▶ [Aim of the exercise]
Write the records out again, keeping each line exactly as it is.

[Saved data entries]
★ ★ ★ ★
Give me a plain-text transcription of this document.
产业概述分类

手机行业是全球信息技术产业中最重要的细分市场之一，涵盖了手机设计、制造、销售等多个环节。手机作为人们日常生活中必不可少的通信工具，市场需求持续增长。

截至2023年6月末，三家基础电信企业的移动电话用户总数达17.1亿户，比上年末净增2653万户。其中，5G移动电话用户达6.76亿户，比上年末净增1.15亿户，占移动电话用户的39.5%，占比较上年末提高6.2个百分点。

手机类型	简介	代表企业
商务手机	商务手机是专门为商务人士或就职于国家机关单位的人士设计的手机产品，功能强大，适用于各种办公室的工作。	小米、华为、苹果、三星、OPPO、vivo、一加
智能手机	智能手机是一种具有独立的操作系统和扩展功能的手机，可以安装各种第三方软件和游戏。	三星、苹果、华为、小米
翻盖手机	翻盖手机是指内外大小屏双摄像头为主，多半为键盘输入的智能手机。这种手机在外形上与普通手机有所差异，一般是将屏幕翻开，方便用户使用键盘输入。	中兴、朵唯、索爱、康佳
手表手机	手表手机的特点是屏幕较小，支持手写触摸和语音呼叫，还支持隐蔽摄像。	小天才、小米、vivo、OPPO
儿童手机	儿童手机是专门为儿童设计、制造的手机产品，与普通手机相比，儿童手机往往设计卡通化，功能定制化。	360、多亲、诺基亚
★ ★ ★ ★
▶ [Exercise solution]
Give me a plain-text transcription of this document.
产业概述分类

手机行业是全球信息技术产业中最重要的细分市场之一，涵盖了手机设计、制造、销售等多个环节。手机作为人们日常生活中必不可少的通信工具，市场需求持续增长。

截至2023年6月末，三家基础电信企业的移动电话用户总数达17.1亿户，比上年末净增2653万户。其中，5G移动电话用户达6.76亿户，比上年末净增1.15亿户，占移动电话用户的39.5%，占比较上年末提高6.2个百分点。

手机类型	简介	代表企业
商务手机	商务手机是专门为商务人士或就职于国家机关单位的人士设计的手机产品，功能强大，适用于各种办公室的工作。	小米、华为、苹果、三星、OPPO、vivo、一加
智能手机	智能手机是一种具有独立的操作系统和扩展功能的手机，可以安装各种第三方软件和游戏。	三星、苹果、华为、小米
翻盖手机	翻盖手机是指内外大小屏双摄像头为主，多半为键盘输入的智能手机。这种手机在外形上与普通手机有所差异，一般是将屏幕翻开，方便用户使用键盘输入。	中兴、朵唯、索爱、康佳
手表手机	手表手机的特点是屏幕较小，支持手写触摸和语音呼叫，还支持隐蔽摄像。	小天才、小米、vivo、OPPO
儿童手机	儿童手机是专门为儿童设计、制造的手机产品，与普通手机相比，儿童手机往往设计卡通化，功能定制化。	360、多亲、诺基亚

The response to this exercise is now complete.